Reproduce every one of the entries below line for line, changing nothing.
* START Excerpted data *
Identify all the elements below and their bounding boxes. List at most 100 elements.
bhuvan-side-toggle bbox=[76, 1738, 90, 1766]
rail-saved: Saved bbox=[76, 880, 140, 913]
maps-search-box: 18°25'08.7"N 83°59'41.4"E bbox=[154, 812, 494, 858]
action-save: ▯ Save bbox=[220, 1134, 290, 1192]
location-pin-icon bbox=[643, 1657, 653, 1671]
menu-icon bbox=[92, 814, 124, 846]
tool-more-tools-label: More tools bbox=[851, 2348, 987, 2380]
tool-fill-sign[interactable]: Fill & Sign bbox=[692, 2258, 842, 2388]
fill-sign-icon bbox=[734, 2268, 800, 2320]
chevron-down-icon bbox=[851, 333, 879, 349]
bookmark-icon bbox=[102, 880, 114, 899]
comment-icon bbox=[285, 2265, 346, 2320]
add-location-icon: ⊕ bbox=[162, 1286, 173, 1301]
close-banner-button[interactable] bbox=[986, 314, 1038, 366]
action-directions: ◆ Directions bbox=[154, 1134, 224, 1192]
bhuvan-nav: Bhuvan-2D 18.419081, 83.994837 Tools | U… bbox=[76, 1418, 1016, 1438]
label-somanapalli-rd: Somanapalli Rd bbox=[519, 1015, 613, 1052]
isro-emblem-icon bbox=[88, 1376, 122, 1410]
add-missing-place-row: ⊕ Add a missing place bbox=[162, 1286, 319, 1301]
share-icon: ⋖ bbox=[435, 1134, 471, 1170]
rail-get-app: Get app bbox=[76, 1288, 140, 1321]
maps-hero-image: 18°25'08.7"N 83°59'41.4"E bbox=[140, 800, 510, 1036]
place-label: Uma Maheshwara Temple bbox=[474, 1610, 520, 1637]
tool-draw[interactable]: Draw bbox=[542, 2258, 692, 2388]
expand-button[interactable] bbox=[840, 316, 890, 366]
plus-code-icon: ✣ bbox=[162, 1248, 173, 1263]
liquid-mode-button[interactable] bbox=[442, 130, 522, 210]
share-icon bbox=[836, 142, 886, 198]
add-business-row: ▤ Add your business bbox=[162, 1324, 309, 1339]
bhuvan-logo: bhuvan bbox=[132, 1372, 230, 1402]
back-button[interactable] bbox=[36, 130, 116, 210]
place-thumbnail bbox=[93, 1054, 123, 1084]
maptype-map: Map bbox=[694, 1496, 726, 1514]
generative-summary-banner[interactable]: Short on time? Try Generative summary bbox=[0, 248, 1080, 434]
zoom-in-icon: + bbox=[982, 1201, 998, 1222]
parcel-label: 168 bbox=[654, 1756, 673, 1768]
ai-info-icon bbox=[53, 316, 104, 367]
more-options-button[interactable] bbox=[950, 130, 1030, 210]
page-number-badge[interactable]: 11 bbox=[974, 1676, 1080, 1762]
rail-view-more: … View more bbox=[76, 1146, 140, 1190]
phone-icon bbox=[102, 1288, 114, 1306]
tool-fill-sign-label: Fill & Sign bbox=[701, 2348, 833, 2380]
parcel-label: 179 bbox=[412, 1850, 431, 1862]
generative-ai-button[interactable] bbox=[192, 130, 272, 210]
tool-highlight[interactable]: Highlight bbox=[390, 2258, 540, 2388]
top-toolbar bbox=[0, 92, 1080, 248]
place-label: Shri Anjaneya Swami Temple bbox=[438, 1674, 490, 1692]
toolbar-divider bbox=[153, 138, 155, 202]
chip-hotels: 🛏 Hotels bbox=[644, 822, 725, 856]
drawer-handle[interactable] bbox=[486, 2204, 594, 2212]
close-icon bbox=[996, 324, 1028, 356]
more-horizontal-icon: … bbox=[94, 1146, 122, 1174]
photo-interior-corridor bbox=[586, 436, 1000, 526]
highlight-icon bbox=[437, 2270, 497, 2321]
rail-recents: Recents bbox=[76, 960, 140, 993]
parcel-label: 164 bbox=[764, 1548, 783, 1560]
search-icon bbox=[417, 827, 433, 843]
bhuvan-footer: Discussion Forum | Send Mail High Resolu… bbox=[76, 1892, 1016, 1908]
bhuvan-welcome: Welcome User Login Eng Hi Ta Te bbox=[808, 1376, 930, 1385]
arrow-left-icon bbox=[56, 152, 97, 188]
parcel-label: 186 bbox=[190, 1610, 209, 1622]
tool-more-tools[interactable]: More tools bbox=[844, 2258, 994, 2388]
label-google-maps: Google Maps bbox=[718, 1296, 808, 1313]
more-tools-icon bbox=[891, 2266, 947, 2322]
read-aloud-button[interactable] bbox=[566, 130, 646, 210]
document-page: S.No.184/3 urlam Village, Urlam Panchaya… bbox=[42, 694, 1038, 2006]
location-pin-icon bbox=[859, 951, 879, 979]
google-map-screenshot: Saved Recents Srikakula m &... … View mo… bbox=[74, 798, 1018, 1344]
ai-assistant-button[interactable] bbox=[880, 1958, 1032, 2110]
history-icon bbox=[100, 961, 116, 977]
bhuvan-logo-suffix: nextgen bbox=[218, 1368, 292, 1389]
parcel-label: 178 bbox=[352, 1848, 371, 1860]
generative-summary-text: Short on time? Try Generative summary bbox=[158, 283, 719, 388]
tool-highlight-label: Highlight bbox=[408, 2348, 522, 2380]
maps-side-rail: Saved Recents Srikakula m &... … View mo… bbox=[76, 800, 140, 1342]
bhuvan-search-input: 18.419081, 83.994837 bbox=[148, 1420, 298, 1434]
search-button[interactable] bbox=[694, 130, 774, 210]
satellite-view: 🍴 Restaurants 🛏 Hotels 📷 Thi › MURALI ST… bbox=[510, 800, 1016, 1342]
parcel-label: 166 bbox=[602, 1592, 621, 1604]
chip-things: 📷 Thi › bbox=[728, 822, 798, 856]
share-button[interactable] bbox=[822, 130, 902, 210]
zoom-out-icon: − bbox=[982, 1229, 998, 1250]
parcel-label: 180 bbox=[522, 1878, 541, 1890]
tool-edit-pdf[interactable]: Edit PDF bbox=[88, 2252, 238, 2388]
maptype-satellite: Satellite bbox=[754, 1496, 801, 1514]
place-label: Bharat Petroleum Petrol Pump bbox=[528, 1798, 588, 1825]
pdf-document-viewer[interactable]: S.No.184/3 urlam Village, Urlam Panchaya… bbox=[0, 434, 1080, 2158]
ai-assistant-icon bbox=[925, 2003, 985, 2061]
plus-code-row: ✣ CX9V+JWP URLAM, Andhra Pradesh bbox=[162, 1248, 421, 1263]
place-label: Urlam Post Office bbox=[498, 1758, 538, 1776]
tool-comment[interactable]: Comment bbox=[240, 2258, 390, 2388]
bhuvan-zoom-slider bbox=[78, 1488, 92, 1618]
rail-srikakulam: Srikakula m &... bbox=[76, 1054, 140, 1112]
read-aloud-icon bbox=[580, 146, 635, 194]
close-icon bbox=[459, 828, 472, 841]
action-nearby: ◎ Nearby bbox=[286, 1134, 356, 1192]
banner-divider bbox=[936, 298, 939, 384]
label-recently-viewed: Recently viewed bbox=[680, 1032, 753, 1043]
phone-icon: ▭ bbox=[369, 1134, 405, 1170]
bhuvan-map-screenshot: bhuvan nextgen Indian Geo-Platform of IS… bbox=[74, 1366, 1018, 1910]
* END Excerpted data *
*Expected answer*.
Identify all the elements below and their bounding boxes. List at most 100 elements.
bhuvan-side-toggle bbox=[76, 1738, 90, 1766]
rail-saved: Saved bbox=[76, 880, 140, 913]
maps-search-box: 18°25'08.7"N 83°59'41.4"E bbox=[154, 812, 494, 858]
action-save: ▯ Save bbox=[220, 1134, 290, 1192]
location-pin-icon bbox=[643, 1657, 653, 1671]
menu-icon bbox=[92, 814, 124, 846]
tool-more-tools-label: More tools bbox=[851, 2348, 987, 2380]
tool-fill-sign[interactable]: Fill & Sign bbox=[692, 2258, 842, 2388]
fill-sign-icon bbox=[734, 2268, 800, 2320]
chevron-down-icon bbox=[851, 333, 879, 349]
bookmark-icon bbox=[102, 880, 114, 899]
comment-icon bbox=[285, 2265, 346, 2320]
add-location-icon: ⊕ bbox=[162, 1286, 173, 1301]
close-banner-button[interactable] bbox=[986, 314, 1038, 366]
action-directions: ◆ Directions bbox=[154, 1134, 224, 1192]
bhuvan-nav: Bhuvan-2D 18.419081, 83.994837 Tools | U… bbox=[76, 1418, 1016, 1438]
label-somanapalli-rd: Somanapalli Rd bbox=[519, 1015, 613, 1052]
isro-emblem-icon bbox=[88, 1376, 122, 1410]
add-missing-place-row: ⊕ Add a missing place bbox=[162, 1286, 319, 1301]
share-icon: ⋖ bbox=[435, 1134, 471, 1170]
rail-get-app: Get app bbox=[76, 1288, 140, 1321]
maps-hero-image: 18°25'08.7"N 83°59'41.4"E bbox=[140, 800, 510, 1036]
place-label: Uma Maheshwara Temple bbox=[474, 1610, 520, 1637]
tool-draw[interactable]: Draw bbox=[542, 2258, 692, 2388]
expand-button[interactable] bbox=[840, 316, 890, 366]
plus-code-icon: ✣ bbox=[162, 1248, 173, 1263]
liquid-mode-button[interactable] bbox=[442, 130, 522, 210]
share-icon bbox=[836, 142, 886, 198]
add-business-row: ▤ Add your business bbox=[162, 1324, 309, 1339]
bhuvan-logo: bhuvan bbox=[132, 1372, 230, 1402]
back-button[interactable] bbox=[36, 130, 116, 210]
place-thumbnail bbox=[93, 1054, 123, 1084]
maptype-map: Map bbox=[694, 1496, 726, 1514]
generative-summary-banner[interactable]: Short on time? Try Generative summary bbox=[0, 248, 1080, 434]
zoom-in-icon: + bbox=[982, 1201, 998, 1222]
parcel-label: 168 bbox=[654, 1756, 673, 1768]
ai-info-icon bbox=[53, 316, 104, 367]
more-options-button[interactable] bbox=[950, 130, 1030, 210]
page-number-badge[interactable]: 11 bbox=[974, 1676, 1080, 1762]
rail-view-more: … View more bbox=[76, 1146, 140, 1190]
phone-icon bbox=[102, 1288, 114, 1306]
tool-fill-sign-label: Fill & Sign bbox=[701, 2348, 833, 2380]
parcel-label: 179 bbox=[412, 1850, 431, 1862]
generative-ai-button[interactable] bbox=[192, 130, 272, 210]
tool-highlight[interactable]: Highlight bbox=[390, 2258, 540, 2388]
top-toolbar bbox=[0, 92, 1080, 248]
place-label: Shri Anjaneya Swami Temple bbox=[438, 1674, 490, 1692]
toolbar-divider bbox=[153, 138, 155, 202]
chip-hotels: 🛏 Hotels bbox=[644, 822, 725, 856]
drawer-handle[interactable] bbox=[486, 2204, 594, 2212]
close-icon bbox=[996, 324, 1028, 356]
more-horizontal-icon: … bbox=[94, 1146, 122, 1174]
photo-interior-corridor bbox=[586, 436, 1000, 526]
highlight-icon bbox=[437, 2270, 497, 2321]
rail-recents: Recents bbox=[76, 960, 140, 993]
parcel-label: 164 bbox=[764, 1548, 783, 1560]
search-icon bbox=[417, 827, 433, 843]
bhuvan-footer: Discussion Forum | Send Mail High Resolu… bbox=[76, 1892, 1016, 1908]
bhuvan-welcome: Welcome User Login Eng Hi Ta Te bbox=[808, 1376, 930, 1385]
arrow-left-icon bbox=[56, 152, 97, 188]
parcel-label: 186 bbox=[190, 1610, 209, 1622]
tool-more-tools[interactable]: More tools bbox=[844, 2258, 994, 2388]
label-google-maps: Google Maps bbox=[718, 1296, 808, 1313]
more-tools-icon bbox=[891, 2266, 947, 2322]
read-aloud-button[interactable] bbox=[566, 130, 646, 210]
document-page: S.No.184/3 urlam Village, Urlam Panchaya… bbox=[42, 694, 1038, 2006]
location-pin-icon bbox=[859, 951, 879, 979]
google-map-screenshot: Saved Recents Srikakula m &... … View mo… bbox=[74, 798, 1018, 1344]
ai-assistant-button[interactable] bbox=[880, 1958, 1032, 2110]
history-icon bbox=[100, 961, 116, 977]
bhuvan-logo-suffix: nextgen bbox=[218, 1368, 292, 1389]
parcel-label: 178 bbox=[352, 1848, 371, 1860]
generative-summary-text: Short on time? Try Generative summary bbox=[158, 283, 719, 388]
tool-highlight-label: Highlight bbox=[408, 2348, 522, 2380]
maps-side-rail: Saved Recents Srikakula m &... … View mo… bbox=[76, 800, 140, 1342]
bhuvan-search-input: 18.419081, 83.994837 bbox=[148, 1420, 298, 1434]
search-button[interactable] bbox=[694, 130, 774, 210]
satellite-view: 🍴 Restaurants 🛏 Hotels 📷 Thi › MURALI ST… bbox=[510, 800, 1016, 1342]
parcel-label: 166 bbox=[602, 1592, 621, 1604]
chip-things: 📷 Thi › bbox=[728, 822, 798, 856]
share-button[interactable] bbox=[822, 130, 902, 210]
zoom-out-icon: − bbox=[982, 1229, 998, 1250]
parcel-label: 180 bbox=[522, 1878, 541, 1890]
tool-edit-pdf[interactable]: Edit PDF bbox=[88, 2252, 238, 2388]
maptype-satellite: Satellite bbox=[754, 1496, 801, 1514]
place-label: Bharat Petroleum Petrol Pump bbox=[528, 1798, 588, 1825]
pdf-document-viewer[interactable]: S.No.184/3 urlam Village, Urlam Panchaya… bbox=[0, 434, 1080, 2158]
ai-assistant-icon bbox=[925, 2003, 985, 2061]
plus-code-row: ✣ CX9V+JWP URLAM, Andhra Pradesh bbox=[162, 1248, 421, 1263]
place-label: Urlam Post Office bbox=[498, 1758, 538, 1776]
tool-comment[interactable]: Comment bbox=[240, 2258, 390, 2388]
bhuvan-zoom-slider bbox=[78, 1488, 92, 1618]
rail-srikakulam: Srikakula m &... bbox=[76, 1054, 140, 1112]
read-aloud-icon bbox=[580, 146, 635, 194]
close-icon bbox=[459, 828, 472, 841]
action-nearby: ◎ Nearby bbox=[286, 1134, 356, 1192]
banner-divider bbox=[936, 298, 939, 384]
label-recently-viewed: Recently viewed bbox=[680, 1032, 753, 1043]
phone-icon: ▭ bbox=[369, 1134, 405, 1170]
bhuvan-map-screenshot: bhuvan nextgen Indian Geo-Platform of IS… bbox=[74, 1366, 1018, 1910]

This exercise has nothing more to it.